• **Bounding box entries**
·····
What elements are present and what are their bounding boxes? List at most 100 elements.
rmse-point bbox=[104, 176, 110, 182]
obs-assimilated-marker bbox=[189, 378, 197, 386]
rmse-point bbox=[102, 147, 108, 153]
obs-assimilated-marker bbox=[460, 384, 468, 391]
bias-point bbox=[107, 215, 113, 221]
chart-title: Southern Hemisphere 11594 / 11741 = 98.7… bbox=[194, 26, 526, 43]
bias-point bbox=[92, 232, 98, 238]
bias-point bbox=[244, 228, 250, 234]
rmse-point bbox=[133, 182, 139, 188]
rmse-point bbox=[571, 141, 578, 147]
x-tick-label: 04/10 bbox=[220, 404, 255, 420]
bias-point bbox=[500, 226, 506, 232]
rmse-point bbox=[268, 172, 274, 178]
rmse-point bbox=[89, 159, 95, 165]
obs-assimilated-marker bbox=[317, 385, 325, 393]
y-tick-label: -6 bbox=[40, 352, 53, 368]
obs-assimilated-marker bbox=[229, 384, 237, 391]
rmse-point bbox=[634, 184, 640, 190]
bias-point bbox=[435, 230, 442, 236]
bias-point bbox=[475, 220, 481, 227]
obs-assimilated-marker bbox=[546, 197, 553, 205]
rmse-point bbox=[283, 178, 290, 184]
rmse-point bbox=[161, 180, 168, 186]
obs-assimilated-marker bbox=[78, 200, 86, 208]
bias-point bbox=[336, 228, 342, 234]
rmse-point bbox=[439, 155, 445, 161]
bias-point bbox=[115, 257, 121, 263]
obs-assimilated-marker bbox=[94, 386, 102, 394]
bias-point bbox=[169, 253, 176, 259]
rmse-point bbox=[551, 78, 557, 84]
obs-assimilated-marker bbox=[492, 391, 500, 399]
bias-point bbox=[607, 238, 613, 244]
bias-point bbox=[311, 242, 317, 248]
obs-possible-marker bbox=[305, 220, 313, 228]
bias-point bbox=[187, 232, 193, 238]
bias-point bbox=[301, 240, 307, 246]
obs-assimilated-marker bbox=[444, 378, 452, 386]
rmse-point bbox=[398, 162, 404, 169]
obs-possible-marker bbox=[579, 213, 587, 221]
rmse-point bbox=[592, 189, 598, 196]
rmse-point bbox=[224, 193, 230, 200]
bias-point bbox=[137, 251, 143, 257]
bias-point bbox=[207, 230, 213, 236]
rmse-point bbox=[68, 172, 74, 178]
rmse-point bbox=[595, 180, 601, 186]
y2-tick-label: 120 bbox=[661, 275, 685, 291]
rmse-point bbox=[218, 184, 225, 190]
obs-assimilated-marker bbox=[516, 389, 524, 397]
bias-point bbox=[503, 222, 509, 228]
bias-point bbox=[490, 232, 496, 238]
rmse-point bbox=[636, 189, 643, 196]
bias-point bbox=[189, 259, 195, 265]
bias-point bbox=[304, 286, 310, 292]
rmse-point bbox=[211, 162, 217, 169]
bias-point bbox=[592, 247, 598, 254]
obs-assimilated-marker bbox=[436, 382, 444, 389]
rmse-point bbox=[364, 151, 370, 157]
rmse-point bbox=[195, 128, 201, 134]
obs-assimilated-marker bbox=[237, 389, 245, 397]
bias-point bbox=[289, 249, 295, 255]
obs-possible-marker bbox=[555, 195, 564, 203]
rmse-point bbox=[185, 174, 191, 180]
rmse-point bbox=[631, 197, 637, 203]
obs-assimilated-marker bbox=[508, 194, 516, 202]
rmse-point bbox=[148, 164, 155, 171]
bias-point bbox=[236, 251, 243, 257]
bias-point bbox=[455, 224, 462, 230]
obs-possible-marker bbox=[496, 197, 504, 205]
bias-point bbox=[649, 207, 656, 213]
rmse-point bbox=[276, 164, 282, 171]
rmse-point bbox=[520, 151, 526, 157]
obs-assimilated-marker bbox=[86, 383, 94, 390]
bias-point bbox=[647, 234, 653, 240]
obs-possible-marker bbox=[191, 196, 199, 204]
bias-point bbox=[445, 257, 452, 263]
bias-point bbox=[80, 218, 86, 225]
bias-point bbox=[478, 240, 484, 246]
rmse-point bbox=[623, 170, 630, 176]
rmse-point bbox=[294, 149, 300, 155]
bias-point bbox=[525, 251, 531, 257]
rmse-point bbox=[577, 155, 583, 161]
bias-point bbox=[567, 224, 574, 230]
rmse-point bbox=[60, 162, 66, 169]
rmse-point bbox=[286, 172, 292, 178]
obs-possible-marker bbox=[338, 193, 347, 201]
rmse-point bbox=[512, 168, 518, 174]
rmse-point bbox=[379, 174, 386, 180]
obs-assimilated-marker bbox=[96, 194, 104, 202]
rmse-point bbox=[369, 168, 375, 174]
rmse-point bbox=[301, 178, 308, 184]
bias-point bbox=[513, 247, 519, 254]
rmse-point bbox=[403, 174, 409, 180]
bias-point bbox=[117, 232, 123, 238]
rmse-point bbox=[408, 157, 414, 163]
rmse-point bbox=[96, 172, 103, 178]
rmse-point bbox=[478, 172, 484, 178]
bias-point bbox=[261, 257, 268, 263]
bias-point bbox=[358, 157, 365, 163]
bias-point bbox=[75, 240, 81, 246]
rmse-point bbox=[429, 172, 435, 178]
·····
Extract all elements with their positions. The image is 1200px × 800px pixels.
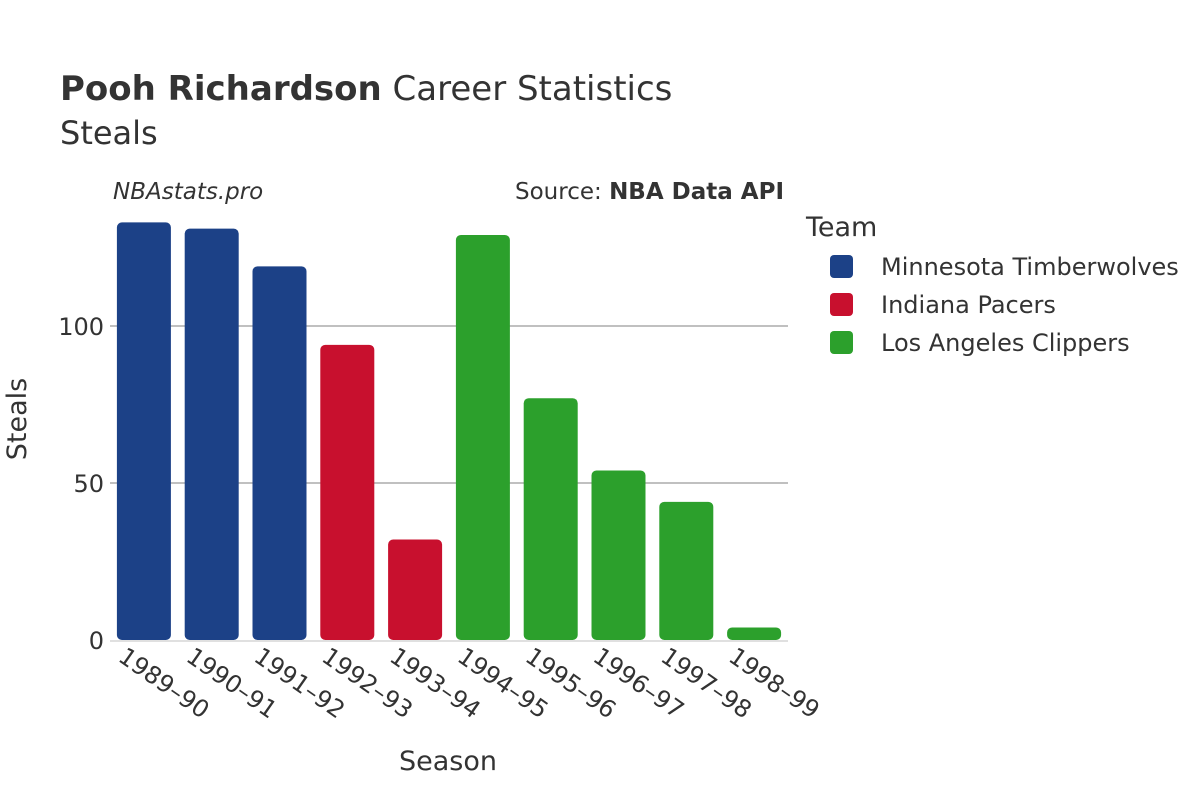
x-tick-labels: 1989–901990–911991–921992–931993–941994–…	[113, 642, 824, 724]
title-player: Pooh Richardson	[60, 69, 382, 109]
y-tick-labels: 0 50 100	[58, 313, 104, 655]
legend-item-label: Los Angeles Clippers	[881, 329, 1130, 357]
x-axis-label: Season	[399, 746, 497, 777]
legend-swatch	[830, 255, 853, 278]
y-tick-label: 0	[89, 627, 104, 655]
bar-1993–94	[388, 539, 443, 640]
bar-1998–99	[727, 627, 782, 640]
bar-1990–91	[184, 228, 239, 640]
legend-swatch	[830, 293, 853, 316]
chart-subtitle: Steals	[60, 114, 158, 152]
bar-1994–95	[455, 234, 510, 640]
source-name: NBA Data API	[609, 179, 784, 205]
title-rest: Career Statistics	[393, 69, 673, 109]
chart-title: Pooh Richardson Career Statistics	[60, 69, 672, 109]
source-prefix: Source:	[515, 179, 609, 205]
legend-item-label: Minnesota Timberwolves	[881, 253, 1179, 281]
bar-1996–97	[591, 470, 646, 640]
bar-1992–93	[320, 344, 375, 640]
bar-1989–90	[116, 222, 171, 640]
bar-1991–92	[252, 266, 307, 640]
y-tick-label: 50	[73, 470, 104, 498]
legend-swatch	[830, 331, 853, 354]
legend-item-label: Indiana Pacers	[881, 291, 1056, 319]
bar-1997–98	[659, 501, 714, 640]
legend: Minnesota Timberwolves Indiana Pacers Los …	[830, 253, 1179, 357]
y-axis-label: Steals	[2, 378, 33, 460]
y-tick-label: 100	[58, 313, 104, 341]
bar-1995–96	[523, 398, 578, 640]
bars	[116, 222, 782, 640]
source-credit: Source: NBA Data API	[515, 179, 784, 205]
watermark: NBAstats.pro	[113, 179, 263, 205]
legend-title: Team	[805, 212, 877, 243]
·····
• **Written exercise**
Write out, unchanged, the part of the data that opens with the line containing "What elements are" and closes with the line containing "bias-point bbox=[107, 215, 113, 221]", including both of those lines.

• **Response to this exercise**
What elements are present and what are their bounding boxes? List at most 100 elements.
rmse-point bbox=[104, 176, 110, 182]
obs-assimilated-marker bbox=[189, 378, 197, 386]
rmse-point bbox=[102, 147, 108, 153]
obs-assimilated-marker bbox=[460, 384, 468, 391]
bias-point bbox=[107, 215, 113, 221]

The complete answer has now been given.